[Recorded data]

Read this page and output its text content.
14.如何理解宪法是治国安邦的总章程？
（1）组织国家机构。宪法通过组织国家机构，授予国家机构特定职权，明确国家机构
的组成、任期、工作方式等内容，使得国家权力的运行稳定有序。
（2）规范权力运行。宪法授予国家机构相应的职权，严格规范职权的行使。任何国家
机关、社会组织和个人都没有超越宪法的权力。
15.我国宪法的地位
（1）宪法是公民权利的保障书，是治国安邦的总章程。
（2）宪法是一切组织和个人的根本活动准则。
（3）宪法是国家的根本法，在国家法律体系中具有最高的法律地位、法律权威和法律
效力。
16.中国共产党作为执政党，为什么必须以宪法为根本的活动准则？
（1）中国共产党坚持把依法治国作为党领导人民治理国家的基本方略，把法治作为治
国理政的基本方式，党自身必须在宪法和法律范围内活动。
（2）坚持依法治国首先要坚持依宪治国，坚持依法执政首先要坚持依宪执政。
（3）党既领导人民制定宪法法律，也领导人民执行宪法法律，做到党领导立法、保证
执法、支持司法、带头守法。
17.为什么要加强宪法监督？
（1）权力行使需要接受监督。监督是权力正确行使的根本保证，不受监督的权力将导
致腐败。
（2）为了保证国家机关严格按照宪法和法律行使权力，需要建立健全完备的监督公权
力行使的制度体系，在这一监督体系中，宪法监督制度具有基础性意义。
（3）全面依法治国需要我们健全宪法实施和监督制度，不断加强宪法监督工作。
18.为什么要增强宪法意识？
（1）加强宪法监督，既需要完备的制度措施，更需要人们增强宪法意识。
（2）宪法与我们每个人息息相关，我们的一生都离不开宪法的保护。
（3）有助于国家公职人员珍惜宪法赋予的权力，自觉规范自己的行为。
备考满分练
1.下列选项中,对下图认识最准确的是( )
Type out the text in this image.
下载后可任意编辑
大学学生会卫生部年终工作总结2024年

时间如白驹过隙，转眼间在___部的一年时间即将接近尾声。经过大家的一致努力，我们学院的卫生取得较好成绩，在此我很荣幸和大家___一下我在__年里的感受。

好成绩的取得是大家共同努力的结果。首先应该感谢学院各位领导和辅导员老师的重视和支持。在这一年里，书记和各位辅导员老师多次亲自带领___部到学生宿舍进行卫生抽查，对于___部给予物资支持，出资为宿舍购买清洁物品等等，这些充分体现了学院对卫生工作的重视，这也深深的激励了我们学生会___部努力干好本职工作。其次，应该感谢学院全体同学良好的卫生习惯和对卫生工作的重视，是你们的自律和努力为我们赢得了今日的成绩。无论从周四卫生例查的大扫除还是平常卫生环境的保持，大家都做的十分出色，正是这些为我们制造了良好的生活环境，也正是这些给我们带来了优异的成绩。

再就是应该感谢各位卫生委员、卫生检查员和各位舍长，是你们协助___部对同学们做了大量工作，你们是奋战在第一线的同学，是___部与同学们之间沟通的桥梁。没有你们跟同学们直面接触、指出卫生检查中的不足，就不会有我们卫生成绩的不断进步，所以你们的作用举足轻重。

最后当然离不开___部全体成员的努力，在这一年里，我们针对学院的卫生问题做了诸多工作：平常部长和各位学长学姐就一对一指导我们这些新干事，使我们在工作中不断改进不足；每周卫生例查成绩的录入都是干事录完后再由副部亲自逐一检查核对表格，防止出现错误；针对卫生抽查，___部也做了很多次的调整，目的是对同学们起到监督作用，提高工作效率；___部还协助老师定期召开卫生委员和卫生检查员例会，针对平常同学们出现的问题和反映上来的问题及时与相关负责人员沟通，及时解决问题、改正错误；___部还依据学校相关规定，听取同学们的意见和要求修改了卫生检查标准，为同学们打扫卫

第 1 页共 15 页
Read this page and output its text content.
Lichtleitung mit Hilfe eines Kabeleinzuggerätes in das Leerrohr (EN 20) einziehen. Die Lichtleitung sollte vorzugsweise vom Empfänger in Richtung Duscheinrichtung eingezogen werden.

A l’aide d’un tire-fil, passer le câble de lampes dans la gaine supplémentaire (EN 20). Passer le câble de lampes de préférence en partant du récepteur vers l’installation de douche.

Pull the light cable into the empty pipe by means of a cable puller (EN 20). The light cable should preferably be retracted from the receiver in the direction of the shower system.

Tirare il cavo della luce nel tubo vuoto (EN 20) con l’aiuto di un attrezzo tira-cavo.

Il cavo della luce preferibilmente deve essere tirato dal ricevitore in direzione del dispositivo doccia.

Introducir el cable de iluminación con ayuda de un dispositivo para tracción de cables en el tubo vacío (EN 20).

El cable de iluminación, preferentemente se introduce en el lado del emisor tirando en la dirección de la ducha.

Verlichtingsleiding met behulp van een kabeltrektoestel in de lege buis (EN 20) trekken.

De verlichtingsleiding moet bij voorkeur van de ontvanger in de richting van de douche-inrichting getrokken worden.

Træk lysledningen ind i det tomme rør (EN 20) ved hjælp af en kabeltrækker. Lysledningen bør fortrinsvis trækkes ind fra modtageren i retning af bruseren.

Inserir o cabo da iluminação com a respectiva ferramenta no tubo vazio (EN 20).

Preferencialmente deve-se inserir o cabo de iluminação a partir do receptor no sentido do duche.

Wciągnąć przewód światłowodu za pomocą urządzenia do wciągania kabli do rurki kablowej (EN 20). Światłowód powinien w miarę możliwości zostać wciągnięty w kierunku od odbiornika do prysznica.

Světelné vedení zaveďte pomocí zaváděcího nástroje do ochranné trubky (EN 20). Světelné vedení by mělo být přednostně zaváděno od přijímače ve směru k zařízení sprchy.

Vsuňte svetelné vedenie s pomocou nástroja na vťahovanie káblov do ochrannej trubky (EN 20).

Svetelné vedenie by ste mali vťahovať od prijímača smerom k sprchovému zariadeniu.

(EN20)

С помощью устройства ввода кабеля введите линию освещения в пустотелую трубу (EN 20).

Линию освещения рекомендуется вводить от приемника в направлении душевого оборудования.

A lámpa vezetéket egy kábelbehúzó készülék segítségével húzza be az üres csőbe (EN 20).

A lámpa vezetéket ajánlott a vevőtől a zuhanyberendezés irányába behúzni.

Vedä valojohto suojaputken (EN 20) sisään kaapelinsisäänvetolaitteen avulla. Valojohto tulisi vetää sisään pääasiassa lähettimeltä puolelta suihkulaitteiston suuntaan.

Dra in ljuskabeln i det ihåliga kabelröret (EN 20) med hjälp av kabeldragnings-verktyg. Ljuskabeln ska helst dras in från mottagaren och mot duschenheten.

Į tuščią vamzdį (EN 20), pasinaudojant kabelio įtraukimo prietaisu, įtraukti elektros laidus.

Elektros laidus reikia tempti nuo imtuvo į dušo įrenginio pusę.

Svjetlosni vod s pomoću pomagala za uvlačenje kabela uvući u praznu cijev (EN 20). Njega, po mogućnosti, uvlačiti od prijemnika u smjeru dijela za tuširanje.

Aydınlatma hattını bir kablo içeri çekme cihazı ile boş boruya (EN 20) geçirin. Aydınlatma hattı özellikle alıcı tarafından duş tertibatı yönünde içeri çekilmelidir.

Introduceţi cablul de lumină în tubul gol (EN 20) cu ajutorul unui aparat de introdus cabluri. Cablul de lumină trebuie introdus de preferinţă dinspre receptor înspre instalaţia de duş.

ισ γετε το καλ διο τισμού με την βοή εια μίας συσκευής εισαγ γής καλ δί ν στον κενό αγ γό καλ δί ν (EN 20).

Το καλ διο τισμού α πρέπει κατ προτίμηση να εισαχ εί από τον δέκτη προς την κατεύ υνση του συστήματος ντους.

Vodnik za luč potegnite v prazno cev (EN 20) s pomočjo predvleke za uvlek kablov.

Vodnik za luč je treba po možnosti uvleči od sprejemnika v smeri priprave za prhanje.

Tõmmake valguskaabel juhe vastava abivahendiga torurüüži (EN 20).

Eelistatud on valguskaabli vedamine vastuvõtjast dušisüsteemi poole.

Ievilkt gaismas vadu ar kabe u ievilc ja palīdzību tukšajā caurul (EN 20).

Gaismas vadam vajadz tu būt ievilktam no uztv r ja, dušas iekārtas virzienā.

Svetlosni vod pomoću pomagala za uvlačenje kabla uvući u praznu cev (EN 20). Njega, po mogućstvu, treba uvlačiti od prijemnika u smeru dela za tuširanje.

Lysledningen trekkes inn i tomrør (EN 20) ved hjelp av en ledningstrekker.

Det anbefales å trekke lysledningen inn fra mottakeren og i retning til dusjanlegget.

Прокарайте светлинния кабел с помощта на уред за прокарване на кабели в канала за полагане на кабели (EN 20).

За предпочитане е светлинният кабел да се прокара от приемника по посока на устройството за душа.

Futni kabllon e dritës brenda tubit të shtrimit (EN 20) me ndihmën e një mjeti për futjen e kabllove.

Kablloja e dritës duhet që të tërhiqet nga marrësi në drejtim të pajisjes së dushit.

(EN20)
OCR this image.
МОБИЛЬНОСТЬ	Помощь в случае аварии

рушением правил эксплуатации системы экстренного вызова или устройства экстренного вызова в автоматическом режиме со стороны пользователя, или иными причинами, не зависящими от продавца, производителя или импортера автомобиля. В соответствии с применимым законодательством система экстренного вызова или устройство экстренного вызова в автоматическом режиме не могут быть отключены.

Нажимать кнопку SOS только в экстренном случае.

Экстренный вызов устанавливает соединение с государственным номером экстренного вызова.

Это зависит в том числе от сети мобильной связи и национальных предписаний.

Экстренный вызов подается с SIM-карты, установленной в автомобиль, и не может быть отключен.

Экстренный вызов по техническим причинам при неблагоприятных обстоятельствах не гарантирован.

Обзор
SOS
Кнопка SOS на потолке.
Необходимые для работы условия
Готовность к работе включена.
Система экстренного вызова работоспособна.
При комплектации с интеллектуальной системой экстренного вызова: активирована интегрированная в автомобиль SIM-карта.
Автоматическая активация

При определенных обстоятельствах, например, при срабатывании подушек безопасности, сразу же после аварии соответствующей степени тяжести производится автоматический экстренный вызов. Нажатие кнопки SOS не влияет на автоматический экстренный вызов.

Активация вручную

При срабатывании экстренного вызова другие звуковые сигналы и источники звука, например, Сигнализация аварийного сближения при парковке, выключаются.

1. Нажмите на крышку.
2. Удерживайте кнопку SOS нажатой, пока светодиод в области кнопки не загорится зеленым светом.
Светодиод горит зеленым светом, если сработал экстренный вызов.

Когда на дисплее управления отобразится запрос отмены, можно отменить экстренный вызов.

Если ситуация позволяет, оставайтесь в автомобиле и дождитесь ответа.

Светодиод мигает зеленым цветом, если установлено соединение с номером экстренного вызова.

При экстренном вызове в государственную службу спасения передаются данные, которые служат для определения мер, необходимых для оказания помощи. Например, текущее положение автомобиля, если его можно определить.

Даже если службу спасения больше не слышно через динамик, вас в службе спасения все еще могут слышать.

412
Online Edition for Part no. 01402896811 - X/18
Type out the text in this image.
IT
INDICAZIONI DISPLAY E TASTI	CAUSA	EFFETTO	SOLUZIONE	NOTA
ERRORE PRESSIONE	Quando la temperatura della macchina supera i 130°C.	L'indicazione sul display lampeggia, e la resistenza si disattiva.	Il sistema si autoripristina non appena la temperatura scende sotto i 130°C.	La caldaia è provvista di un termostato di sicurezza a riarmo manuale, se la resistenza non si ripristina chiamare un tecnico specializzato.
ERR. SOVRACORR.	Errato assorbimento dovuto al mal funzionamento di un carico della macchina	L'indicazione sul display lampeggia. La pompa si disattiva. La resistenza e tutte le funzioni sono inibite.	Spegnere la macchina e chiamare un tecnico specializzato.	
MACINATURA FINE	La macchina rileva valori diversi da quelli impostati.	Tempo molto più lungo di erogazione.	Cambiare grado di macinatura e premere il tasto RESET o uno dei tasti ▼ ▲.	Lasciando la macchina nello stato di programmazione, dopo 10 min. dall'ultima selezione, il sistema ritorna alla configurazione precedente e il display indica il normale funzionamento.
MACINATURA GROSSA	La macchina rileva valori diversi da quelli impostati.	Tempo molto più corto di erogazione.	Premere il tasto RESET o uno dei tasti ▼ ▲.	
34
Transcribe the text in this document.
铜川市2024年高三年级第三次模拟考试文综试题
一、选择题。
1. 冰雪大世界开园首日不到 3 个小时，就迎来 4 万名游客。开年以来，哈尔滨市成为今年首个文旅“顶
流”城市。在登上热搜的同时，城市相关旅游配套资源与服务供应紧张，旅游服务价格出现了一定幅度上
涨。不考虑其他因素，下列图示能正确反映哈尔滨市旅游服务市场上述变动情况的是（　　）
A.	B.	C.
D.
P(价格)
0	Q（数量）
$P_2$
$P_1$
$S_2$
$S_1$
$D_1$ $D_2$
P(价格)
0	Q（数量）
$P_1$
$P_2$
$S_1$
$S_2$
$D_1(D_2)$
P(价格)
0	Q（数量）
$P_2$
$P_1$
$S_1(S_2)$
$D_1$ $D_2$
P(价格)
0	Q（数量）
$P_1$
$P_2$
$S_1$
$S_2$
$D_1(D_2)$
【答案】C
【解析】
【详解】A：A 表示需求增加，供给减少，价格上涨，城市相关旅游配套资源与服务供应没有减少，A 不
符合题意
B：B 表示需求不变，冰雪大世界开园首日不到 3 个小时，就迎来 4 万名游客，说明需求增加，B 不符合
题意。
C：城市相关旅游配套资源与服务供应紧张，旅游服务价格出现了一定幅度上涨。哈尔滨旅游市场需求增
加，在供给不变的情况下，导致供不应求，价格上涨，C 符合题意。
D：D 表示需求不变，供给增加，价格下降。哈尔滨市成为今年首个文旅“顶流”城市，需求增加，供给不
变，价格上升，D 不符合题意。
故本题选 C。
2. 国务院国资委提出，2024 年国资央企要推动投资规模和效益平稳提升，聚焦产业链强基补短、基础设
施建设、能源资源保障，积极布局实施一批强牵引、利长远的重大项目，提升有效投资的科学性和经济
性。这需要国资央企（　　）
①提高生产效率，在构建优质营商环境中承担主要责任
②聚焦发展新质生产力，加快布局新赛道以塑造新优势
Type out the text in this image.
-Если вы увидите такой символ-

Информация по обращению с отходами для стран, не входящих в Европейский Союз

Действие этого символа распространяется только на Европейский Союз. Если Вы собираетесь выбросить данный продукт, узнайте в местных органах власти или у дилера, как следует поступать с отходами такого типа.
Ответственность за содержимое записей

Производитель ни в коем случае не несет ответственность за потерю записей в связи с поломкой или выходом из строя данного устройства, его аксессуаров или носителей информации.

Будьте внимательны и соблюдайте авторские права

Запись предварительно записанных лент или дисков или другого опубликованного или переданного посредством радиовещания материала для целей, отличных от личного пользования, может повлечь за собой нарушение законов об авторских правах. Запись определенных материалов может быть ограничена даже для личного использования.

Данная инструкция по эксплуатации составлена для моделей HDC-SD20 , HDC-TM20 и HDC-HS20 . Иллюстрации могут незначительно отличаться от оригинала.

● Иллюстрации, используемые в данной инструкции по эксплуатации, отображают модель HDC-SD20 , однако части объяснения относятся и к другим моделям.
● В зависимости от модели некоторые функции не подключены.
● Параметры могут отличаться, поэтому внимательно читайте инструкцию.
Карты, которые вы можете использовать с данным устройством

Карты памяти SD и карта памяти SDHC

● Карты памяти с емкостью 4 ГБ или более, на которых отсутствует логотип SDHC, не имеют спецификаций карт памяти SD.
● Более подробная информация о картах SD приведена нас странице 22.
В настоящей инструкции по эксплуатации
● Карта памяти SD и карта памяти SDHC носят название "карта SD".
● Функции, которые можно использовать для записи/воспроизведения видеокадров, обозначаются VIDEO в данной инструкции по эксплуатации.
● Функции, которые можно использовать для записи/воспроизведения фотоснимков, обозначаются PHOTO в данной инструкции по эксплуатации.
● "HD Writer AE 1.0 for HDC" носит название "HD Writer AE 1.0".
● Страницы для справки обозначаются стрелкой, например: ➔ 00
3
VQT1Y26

▶ **WORK INSTRUCTIONS**:
Read through the entries and copy each line in which "tecnico" appears.

▶ **EXERCISE SOLUTION**:
ERRORE PRESSIONE	Quando la temperatura della macchina supera i 130°C.	L'indicazione sul display lampeggia, e la resistenza si disattiva.	Il sistema si autoripristina non appena la temperatura scende sotto i 130°C.	La caldaia è provvista di un termostato di sicurezza a riarmo manuale, se la resistenza non si ripristina chiamare un tecnico specializzato.
ERR. SOVRACORR.	Errato assorbimento dovuto al mal funzionamento di un carico della macchina	L'indicazione sul display lampeggia. La pompa si disattiva. La resistenza e tutte le funzioni sono inibite.	Spegnere la macchina e chiamare un tecnico specializzato.	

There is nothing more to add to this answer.